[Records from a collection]
* * * *

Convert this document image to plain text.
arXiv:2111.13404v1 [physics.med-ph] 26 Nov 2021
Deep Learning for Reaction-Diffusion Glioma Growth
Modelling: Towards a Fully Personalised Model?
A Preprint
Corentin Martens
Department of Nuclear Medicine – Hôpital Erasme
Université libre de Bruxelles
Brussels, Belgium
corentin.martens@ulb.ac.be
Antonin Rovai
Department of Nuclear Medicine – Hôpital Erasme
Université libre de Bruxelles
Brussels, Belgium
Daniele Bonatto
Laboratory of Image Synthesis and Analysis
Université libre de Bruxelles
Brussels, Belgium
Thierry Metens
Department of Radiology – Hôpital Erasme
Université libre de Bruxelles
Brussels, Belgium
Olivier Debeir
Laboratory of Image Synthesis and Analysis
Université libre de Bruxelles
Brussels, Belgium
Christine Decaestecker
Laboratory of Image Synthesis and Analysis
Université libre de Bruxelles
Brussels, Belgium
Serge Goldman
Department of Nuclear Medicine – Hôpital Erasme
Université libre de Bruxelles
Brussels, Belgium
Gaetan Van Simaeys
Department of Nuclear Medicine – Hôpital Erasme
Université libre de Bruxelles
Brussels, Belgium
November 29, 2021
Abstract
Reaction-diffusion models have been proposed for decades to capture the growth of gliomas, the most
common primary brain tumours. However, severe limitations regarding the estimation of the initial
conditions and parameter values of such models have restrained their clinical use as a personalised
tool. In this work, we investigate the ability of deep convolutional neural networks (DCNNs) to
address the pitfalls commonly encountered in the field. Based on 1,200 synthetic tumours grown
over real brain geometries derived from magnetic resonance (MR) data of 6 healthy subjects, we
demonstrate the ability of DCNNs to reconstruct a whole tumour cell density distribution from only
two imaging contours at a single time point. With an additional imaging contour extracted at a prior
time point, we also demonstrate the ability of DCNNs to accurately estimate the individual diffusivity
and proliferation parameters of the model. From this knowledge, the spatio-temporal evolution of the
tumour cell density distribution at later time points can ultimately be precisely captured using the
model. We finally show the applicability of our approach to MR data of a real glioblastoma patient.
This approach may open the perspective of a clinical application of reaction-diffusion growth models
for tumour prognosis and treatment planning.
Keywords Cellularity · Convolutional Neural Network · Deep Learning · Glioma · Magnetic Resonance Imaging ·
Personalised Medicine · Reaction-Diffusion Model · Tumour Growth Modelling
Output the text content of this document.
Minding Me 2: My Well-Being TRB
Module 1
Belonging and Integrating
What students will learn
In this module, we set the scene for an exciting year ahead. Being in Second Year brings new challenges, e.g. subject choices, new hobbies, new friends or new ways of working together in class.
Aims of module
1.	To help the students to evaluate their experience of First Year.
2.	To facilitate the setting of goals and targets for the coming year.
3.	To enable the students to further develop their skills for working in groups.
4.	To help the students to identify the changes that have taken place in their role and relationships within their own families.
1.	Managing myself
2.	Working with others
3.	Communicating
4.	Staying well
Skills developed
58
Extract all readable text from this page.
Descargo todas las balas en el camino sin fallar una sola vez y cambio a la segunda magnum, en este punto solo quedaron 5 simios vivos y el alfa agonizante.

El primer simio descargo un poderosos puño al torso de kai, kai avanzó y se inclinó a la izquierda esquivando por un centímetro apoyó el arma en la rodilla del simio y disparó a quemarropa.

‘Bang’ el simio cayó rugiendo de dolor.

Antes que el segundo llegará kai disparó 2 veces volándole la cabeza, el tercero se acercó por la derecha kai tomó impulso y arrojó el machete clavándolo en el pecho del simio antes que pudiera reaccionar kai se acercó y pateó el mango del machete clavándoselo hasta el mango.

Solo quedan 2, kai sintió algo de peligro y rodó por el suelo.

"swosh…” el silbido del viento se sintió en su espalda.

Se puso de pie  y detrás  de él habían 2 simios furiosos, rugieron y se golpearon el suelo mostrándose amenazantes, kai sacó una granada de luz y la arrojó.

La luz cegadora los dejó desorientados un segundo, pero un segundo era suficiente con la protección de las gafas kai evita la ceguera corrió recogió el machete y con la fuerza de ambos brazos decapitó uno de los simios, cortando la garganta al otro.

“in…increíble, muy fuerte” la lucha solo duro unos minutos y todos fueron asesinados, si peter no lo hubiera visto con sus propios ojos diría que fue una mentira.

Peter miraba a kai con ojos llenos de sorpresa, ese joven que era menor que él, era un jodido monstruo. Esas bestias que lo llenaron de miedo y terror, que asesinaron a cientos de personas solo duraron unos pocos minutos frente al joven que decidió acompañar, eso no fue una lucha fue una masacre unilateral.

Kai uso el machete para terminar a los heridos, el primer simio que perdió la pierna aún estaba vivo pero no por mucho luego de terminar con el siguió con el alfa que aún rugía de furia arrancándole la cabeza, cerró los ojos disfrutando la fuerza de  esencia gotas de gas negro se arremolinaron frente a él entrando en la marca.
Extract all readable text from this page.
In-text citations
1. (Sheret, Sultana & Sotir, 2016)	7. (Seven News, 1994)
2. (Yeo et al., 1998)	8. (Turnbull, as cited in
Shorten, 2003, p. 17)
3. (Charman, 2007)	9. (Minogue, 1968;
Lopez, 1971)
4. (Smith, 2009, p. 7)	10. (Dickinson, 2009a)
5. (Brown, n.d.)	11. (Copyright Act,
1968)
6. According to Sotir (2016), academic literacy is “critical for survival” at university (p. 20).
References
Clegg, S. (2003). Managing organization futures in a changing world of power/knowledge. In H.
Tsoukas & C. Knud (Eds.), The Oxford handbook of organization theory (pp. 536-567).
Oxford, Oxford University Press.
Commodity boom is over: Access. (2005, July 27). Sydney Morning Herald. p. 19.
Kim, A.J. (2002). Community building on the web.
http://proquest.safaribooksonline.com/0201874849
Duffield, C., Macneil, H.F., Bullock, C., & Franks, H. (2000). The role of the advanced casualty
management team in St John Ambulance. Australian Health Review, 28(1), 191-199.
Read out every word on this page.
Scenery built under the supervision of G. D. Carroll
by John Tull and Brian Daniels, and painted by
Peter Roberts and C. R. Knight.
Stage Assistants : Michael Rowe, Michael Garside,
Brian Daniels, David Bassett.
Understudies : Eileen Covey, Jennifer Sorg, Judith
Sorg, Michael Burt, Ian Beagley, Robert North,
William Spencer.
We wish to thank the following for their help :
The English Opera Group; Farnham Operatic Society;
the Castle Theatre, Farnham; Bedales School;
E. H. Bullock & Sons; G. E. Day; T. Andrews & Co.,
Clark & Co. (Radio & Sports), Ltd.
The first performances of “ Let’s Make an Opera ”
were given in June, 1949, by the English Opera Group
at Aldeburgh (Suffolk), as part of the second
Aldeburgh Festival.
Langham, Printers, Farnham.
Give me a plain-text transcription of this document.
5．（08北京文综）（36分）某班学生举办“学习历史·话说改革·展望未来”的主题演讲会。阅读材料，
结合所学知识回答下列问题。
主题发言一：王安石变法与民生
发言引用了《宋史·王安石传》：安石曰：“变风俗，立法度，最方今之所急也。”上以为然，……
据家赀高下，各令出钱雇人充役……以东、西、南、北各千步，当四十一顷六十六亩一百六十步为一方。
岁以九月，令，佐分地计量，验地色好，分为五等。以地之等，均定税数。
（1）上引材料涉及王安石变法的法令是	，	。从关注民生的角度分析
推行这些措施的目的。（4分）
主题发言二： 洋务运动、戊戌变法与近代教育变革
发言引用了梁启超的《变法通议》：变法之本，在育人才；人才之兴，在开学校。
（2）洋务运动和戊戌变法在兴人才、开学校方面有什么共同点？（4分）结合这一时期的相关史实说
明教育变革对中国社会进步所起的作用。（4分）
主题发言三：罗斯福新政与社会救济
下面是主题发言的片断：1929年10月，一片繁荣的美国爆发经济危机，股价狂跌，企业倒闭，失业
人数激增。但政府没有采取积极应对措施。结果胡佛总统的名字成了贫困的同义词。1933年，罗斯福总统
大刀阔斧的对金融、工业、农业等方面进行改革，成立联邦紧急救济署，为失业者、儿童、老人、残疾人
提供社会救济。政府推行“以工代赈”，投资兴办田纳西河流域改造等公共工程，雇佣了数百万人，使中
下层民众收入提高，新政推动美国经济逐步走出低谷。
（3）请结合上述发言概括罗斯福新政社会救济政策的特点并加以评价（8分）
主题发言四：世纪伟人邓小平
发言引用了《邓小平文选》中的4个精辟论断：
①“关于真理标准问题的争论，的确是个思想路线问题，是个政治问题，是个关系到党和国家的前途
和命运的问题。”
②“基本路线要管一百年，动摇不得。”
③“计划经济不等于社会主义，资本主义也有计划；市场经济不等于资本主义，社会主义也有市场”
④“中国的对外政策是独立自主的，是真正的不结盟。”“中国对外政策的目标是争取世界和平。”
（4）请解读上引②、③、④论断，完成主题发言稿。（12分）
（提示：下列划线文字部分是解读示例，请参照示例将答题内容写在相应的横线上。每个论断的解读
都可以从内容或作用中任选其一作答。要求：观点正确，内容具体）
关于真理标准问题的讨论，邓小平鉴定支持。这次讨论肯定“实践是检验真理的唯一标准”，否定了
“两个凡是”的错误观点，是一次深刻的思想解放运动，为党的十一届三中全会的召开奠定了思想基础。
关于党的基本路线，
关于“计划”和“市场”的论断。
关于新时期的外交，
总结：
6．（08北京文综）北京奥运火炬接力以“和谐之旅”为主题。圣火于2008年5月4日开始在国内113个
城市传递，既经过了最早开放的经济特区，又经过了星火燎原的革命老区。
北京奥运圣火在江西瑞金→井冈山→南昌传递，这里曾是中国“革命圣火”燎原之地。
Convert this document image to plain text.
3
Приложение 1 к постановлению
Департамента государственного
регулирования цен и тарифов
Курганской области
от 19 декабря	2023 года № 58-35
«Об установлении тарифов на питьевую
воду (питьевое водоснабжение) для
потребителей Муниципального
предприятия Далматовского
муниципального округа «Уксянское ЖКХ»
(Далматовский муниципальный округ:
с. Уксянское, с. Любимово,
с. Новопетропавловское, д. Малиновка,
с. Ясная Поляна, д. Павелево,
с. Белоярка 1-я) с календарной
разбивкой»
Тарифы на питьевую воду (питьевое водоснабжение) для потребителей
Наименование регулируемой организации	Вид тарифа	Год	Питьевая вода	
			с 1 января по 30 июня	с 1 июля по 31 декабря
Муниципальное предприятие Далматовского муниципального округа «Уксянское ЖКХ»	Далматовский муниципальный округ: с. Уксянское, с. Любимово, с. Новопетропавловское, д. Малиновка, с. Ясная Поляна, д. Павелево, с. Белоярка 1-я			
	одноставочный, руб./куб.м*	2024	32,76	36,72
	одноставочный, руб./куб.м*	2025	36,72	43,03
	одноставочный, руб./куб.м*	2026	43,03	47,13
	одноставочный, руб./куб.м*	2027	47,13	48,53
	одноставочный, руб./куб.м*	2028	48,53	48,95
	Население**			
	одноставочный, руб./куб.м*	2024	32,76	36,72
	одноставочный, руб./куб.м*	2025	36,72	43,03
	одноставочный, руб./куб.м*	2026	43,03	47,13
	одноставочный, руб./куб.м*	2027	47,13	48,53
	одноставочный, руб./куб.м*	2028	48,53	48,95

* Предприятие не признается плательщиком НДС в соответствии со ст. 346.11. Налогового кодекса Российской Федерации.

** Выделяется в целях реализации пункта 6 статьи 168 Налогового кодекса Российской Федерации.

* * * *

▶ [EXERCISE DESCRIPTION]: Among the lines above, determine how many hold the word "minutos"; report the figure alone.

▶ [EXERCISE OUTPUT]: 2